# WORK INSTRUCTIONS
Keep the wording of each record exactly the same when you repeat it, and leave out pictures.

# WORKING DATA

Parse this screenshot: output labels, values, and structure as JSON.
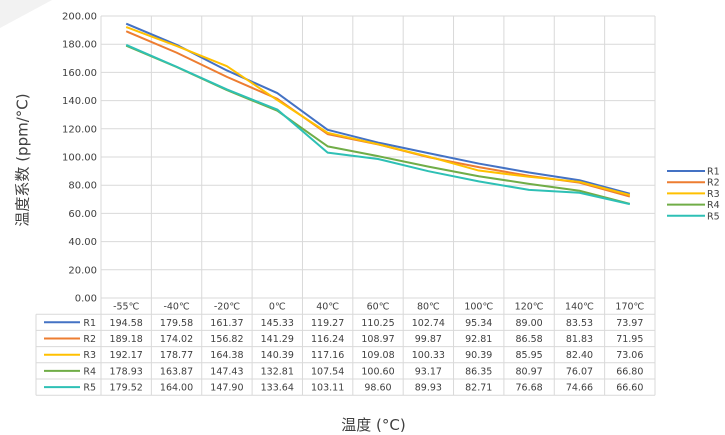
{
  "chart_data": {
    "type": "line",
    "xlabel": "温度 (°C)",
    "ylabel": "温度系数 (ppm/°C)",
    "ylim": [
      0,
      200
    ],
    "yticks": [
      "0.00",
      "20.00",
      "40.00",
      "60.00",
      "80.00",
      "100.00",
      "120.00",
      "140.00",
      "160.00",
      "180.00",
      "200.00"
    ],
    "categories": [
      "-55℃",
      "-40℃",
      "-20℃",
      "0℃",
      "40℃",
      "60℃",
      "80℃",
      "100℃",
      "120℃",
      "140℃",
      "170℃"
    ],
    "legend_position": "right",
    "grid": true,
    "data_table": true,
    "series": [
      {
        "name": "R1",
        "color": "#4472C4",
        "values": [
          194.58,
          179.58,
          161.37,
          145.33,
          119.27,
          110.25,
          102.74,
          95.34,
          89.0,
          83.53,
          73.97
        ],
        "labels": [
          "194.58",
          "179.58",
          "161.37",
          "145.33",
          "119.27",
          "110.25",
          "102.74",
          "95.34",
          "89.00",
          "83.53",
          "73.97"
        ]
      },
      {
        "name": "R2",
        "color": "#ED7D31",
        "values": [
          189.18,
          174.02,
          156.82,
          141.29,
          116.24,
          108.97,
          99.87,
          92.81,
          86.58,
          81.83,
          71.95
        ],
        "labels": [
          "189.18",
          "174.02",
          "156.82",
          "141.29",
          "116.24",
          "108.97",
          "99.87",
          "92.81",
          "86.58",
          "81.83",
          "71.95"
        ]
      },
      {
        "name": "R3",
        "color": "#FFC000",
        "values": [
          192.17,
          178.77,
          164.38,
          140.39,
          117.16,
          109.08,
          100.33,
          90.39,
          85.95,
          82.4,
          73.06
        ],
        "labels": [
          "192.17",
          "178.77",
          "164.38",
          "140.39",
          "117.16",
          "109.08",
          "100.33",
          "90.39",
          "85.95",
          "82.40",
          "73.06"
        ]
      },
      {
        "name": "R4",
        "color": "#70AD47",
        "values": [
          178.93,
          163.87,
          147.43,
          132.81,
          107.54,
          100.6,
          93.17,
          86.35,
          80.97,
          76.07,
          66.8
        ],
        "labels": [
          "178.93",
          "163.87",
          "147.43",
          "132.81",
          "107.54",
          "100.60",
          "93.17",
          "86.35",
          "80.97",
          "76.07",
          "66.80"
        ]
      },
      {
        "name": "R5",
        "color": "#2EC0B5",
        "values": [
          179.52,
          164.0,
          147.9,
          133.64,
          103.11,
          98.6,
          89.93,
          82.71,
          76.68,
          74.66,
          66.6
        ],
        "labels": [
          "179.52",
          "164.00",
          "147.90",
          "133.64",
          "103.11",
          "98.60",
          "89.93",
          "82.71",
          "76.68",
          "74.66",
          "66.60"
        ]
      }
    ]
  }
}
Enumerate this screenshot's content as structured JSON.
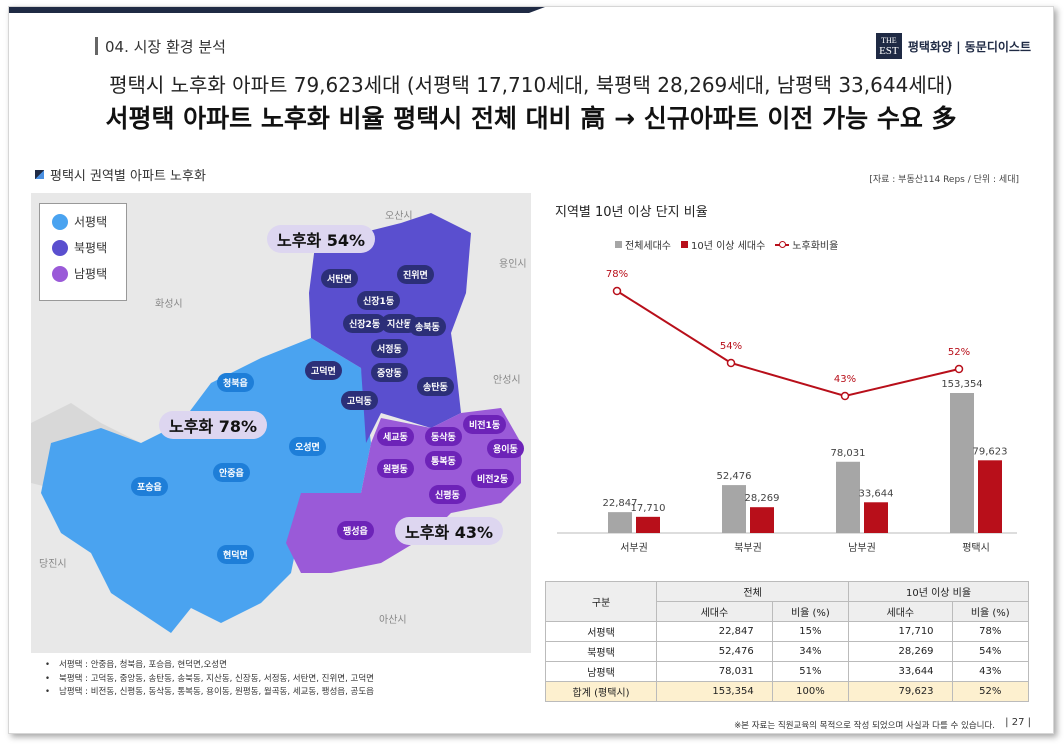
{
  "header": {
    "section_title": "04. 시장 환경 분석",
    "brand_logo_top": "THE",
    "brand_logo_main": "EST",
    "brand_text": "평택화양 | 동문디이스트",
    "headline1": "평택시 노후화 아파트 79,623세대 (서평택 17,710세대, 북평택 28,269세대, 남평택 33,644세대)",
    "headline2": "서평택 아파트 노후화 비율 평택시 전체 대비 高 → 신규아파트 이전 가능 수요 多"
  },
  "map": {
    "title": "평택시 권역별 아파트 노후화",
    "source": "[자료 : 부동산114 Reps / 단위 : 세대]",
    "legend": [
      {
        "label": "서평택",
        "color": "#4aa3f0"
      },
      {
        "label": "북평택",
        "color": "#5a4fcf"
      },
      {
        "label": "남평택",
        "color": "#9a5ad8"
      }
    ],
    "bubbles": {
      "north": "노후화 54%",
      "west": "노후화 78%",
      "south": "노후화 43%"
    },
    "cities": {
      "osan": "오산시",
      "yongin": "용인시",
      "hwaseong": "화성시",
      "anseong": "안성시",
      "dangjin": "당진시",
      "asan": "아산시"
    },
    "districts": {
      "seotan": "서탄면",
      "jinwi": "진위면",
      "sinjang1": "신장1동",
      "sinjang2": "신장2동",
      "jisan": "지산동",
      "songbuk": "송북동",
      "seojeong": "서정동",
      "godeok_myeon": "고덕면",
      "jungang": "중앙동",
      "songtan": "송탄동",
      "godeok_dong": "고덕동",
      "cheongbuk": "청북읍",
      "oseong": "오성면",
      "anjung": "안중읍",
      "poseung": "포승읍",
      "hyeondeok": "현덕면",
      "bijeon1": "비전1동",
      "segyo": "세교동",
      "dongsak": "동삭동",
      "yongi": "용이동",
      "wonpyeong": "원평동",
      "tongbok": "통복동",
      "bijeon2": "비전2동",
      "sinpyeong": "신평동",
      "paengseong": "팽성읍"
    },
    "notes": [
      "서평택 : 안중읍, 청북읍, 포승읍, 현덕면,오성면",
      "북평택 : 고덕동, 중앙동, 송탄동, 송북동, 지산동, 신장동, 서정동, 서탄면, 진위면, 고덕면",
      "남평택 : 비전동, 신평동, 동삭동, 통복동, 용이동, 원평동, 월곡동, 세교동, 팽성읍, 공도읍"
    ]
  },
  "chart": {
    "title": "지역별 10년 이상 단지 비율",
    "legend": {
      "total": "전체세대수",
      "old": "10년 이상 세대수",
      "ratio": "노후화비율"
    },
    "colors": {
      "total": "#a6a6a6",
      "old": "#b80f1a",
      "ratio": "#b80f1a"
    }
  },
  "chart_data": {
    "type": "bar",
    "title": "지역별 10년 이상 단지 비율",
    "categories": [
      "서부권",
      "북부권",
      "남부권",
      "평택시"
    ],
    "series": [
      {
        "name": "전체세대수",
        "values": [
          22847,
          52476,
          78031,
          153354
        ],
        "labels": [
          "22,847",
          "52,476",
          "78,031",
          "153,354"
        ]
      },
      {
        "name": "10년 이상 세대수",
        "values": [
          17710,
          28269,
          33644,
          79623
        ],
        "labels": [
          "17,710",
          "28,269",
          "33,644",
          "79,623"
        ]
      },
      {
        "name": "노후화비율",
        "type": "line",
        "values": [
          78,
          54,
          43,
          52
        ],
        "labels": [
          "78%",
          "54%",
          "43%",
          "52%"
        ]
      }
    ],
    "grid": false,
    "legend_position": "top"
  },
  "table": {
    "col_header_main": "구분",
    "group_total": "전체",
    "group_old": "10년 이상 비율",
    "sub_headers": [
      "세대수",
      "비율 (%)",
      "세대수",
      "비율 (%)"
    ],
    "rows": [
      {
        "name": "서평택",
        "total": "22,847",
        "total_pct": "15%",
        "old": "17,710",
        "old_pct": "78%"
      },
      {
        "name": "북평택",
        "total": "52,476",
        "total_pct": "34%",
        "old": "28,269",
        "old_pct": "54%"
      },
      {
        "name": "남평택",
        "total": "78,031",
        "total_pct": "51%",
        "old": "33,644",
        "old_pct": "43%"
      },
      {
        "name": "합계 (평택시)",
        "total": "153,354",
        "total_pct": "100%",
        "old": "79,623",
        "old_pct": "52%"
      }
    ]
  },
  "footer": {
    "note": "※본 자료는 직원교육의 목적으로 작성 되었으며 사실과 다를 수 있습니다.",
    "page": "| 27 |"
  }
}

# WRITTEN SOLUTION
Parse this screenshot: output labels, values, and structure as JSON.
{
  "chart_data": {
    "type": "line",
    "xlabel": "温度 (°C)",
    "ylabel": "温度系数 (ppm/°C)",
    "ylim": [
      0,
      200
    ],
    "yticks": [
      "0.00",
      "20.00",
      "40.00",
      "60.00",
      "80.00",
      "100.00",
      "120.00",
      "140.00",
      "160.00",
      "180.00",
      "200.00"
    ],
    "categories": [
      "-55℃",
      "-40℃",
      "-20℃",
      "0℃",
      "40℃",
      "60℃",
      "80℃",
      "100℃",
      "120℃",
      "140℃",
      "170℃"
    ],
    "legend_position": "right",
    "grid": true,
    "data_table": true,
    "series": [
      {
        "name": "R1",
        "color": "#4472C4",
        "values": [
          194.58,
          179.58,
          161.37,
          145.33,
          119.27,
          110.25,
          102.74,
          95.34,
          89.0,
          83.53,
          73.97
        ],
        "labels": [
          "194.58",
          "179.58",
          "161.37",
          "145.33",
          "119.27",
          "110.25",
          "102.74",
          "95.34",
          "89.00",
          "83.53",
          "73.97"
        ]
      },
      {
        "name": "R2",
        "color": "#ED7D31",
        "values": [
          189.18,
          174.02,
          156.82,
          141.29,
          116.24,
          108.97,
          99.87,
          92.81,
          86.58,
          81.83,
          71.95
        ],
        "labels": [
          "189.18",
          "174.02",
          "156.82",
          "141.29",
          "116.24",
          "108.97",
          "99.87",
          "92.81",
          "86.58",
          "81.83",
          "71.95"
        ]
      },
      {
        "name": "R3",
        "color": "#FFC000",
        "values": [
          192.17,
          178.77,
          164.38,
          140.39,
          117.16,
          109.08,
          100.33,
          90.39,
          85.95,
          82.4,
          73.06
        ],
        "labels": [
          "192.17",
          "178.77",
          "164.38",
          "140.39",
          "117.16",
          "109.08",
          "100.33",
          "90.39",
          "85.95",
          "82.40",
          "73.06"
        ]
      },
      {
        "name": "R4",
        "color": "#70AD47",
        "values": [
          178.93,
          163.87,
          147.43,
          132.81,
          107.54,
          100.6,
          93.17,
          86.35,
          80.97,
          76.07,
          66.8
        ],
        "labels": [
          "178.93",
          "163.87",
          "147.43",
          "132.81",
          "107.54",
          "100.60",
          "93.17",
          "86.35",
          "80.97",
          "76.07",
          "66.80"
        ]
      },
      {
        "name": "R5",
        "color": "#2EC0B5",
        "values": [
          179.52,
          164.0,
          147.9,
          133.64,
          103.11,
          98.6,
          89.93,
          82.71,
          76.68,
          74.66,
          66.6
        ],
        "labels": [
          "179.52",
          "164.00",
          "147.90",
          "133.64",
          "103.11",
          "98.60",
          "89.93",
          "82.71",
          "76.68",
          "74.66",
          "66.60"
        ]
      }
    ]
  }
}
Enumerate this screenshot's content as structured JSON.
{
  "header": {
    "section_title": "04. 시장 환경 분석",
    "brand_logo_top": "THE",
    "brand_logo_main": "EST",
    "brand_text": "평택화양 | 동문디이스트",
    "headline1": "평택시 노후화 아파트 79,623세대 (서평택 17,710세대, 북평택 28,269세대, 남평택 33,644세대)",
    "headline2": "서평택 아파트 노후화 비율 평택시 전체 대비 高 → 신규아파트 이전 가능 수요 多"
  },
  "map": {
    "title": "평택시 권역별 아파트 노후화",
    "source": "[자료 : 부동산114 Reps / 단위 : 세대]",
    "legend": [
      {
        "label": "서평택",
        "color": "#4aa3f0"
      },
      {
        "label": "북평택",
        "color": "#5a4fcf"
      },
      {
        "label": "남평택",
        "color": "#9a5ad8"
      }
    ],
    "bubbles": {
      "north": "노후화 54%",
      "west": "노후화 78%",
      "south": "노후화 43%"
    },
    "cities": {
      "osan": "오산시",
      "yongin": "용인시",
      "hwaseong": "화성시",
      "anseong": "안성시",
      "dangjin": "당진시",
      "asan": "아산시"
    },
    "districts": {
      "seotan": "서탄면",
      "jinwi": "진위면",
      "sinjang1": "신장1동",
      "sinjang2": "신장2동",
      "jisan": "지산동",
      "songbuk": "송북동",
      "seojeong": "서정동",
      "godeok_myeon": "고덕면",
      "jungang": "중앙동",
      "songtan": "송탄동",
      "godeok_dong": "고덕동",
      "cheongbuk": "청북읍",
      "oseong": "오성면",
      "anjung": "안중읍",
      "poseung": "포승읍",
      "hyeondeok": "현덕면",
      "bijeon1": "비전1동",
      "segyo": "세교동",
      "dongsak": "동삭동",
      "yongi": "용이동",
      "wonpyeong": "원평동",
      "tongbok": "통복동",
      "bijeon2": "비전2동",
      "sinpyeong": "신평동",
      "paengseong": "팽성읍"
    },
    "notes": [
      "서평택 : 안중읍, 청북읍, 포승읍, 현덕면,오성면",
      "북평택 : 고덕동, 중앙동, 송탄동, 송북동, 지산동, 신장동, 서정동, 서탄면, 진위면, 고덕면",
      "남평택 : 비전동, 신평동, 동삭동, 통복동, 용이동, 원평동, 월곡동, 세교동, 팽성읍, 공도읍"
    ]
  },
  "chart": {
    "title": "지역별 10년 이상 단지 비율",
    "legend": {
      "total": "전체세대수",
      "old": "10년 이상 세대수",
      "ratio": "노후화비율"
    },
    "colors": {
      "total": "#a6a6a6",
      "old": "#b80f1a",
      "ratio": "#b80f1a"
    }
  },
  "chart_data": {
    "type": "bar",
    "title": "지역별 10년 이상 단지 비율",
    "categories": [
      "서부권",
      "북부권",
      "남부권",
      "평택시"
    ],
    "series": [
      {
        "name": "전체세대수",
        "values": [
          22847,
          52476,
          78031,
          153354
        ],
        "labels": [
          "22,847",
          "52,476",
          "78,031",
          "153,354"
        ]
      },
      {
        "name": "10년 이상 세대수",
        "values": [
          17710,
          28269,
          33644,
          79623
        ],
        "labels": [
          "17,710",
          "28,269",
          "33,644",
          "79,623"
        ]
      },
      {
        "name": "노후화비율",
        "type": "line",
        "values": [
          78,
          54,
          43,
          52
        ],
        "labels": [
          "78%",
          "54%",
          "43%",
          "52%"
        ]
      }
    ],
    "grid": false,
    "legend_position": "top"
  },
  "table": {
    "col_header_main": "구분",
    "group_total": "전체",
    "group_old": "10년 이상 비율",
    "sub_headers": [
      "세대수",
      "비율 (%)",
      "세대수",
      "비율 (%)"
    ],
    "rows": [
      {
        "name": "서평택",
        "total": "22,847",
        "total_pct": "15%",
        "old": "17,710",
        "old_pct": "78%"
      },
      {
        "name": "북평택",
        "total": "52,476",
        "total_pct": "34%",
        "old": "28,269",
        "old_pct": "54%"
      },
      {
        "name": "남평택",
        "total": "78,031",
        "total_pct": "51%",
        "old": "33,644",
        "old_pct": "43%"
      },
      {
        "name": "합계 (평택시)",
        "total": "153,354",
        "total_pct": "100%",
        "old": "79,623",
        "old_pct": "52%"
      }
    ]
  },
  "footer": {
    "note": "※본 자료는 직원교육의 목적으로 작성 되었으며 사실과 다를 수 있습니다.",
    "page": "| 27 |"
  }
}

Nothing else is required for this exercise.